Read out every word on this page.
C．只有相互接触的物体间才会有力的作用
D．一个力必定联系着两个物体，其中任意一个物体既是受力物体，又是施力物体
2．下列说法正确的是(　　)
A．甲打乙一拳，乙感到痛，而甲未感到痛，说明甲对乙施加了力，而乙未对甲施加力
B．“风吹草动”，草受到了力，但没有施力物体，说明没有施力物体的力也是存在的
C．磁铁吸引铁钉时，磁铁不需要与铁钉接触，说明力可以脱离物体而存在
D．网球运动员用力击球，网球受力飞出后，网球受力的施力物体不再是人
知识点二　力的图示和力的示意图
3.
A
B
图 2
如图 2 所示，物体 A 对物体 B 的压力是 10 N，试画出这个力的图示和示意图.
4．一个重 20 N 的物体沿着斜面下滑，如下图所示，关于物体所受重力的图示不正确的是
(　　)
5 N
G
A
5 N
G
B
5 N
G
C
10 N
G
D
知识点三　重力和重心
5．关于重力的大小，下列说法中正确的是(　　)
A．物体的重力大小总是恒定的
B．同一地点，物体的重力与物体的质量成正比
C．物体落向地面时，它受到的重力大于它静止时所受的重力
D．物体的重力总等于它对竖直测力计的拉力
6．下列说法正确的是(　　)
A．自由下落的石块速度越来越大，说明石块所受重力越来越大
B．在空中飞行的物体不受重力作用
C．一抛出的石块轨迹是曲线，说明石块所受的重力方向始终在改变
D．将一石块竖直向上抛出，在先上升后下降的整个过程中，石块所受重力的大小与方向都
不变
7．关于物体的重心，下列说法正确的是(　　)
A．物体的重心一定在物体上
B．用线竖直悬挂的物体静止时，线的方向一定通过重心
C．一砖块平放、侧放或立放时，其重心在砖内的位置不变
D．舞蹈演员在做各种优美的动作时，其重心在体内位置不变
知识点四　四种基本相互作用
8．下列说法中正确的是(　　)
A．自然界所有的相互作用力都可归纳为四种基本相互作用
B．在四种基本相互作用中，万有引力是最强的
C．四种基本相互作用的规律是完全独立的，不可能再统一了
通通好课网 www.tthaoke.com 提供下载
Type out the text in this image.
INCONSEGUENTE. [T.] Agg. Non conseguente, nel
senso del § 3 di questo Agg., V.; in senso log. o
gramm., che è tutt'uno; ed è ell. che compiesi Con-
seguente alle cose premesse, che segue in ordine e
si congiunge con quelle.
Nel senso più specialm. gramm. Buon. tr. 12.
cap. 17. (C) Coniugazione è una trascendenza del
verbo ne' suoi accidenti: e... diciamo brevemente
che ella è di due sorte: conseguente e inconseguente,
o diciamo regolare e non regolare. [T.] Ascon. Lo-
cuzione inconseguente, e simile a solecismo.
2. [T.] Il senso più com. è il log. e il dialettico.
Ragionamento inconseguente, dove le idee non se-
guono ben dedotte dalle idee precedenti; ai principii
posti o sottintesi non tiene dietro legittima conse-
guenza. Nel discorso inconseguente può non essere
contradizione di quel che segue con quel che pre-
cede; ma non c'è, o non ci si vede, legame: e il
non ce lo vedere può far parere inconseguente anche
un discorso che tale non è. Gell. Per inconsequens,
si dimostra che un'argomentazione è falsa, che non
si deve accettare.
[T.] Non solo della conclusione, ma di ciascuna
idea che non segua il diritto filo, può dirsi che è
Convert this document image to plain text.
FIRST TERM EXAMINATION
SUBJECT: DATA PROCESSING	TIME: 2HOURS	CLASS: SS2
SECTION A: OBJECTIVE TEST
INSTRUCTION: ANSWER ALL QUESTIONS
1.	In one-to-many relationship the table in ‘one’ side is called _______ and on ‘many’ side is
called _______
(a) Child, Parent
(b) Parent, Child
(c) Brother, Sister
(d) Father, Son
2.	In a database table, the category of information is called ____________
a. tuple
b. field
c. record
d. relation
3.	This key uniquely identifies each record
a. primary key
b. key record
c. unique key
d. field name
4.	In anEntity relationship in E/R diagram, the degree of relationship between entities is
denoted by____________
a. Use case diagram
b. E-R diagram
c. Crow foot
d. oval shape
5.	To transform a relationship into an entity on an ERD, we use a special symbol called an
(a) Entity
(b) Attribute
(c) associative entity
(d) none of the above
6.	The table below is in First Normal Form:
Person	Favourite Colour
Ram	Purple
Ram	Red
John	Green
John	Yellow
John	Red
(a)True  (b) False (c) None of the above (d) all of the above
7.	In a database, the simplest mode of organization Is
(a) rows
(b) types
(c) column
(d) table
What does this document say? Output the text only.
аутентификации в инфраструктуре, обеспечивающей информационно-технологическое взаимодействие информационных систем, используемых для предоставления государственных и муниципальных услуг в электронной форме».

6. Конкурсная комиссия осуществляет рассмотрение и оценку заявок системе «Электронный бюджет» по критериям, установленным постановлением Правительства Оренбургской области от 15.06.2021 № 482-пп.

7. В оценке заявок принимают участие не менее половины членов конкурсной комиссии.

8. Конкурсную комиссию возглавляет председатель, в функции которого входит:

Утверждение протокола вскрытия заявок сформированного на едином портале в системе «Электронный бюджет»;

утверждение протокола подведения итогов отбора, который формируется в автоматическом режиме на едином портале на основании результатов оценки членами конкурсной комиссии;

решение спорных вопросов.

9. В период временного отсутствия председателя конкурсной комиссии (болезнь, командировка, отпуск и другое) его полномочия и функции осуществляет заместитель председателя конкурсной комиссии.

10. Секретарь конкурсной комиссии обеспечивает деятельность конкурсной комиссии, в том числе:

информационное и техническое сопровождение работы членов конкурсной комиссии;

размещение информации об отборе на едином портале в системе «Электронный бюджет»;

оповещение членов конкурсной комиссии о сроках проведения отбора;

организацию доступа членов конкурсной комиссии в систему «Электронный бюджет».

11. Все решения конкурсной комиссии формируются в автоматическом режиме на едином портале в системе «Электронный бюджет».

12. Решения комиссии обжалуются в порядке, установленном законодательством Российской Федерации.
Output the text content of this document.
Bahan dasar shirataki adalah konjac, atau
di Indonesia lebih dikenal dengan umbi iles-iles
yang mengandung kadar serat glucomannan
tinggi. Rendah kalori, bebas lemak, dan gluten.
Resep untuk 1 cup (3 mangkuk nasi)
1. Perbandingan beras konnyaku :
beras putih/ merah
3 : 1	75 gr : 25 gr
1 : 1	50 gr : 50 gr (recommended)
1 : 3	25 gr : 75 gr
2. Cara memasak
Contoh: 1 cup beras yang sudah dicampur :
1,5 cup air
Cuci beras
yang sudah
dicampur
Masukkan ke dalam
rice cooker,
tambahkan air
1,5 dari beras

## Required work
Identify and list each line with the word "called".

## Exercise output
1.	In one-to-many relationship the table in ‘one’ side is called _______ and on ‘many’ side is
called _______
2.	In a database table, the category of information is called ____________
5.	To transform a relationship into an entity on an ERD, we use a special symbol called an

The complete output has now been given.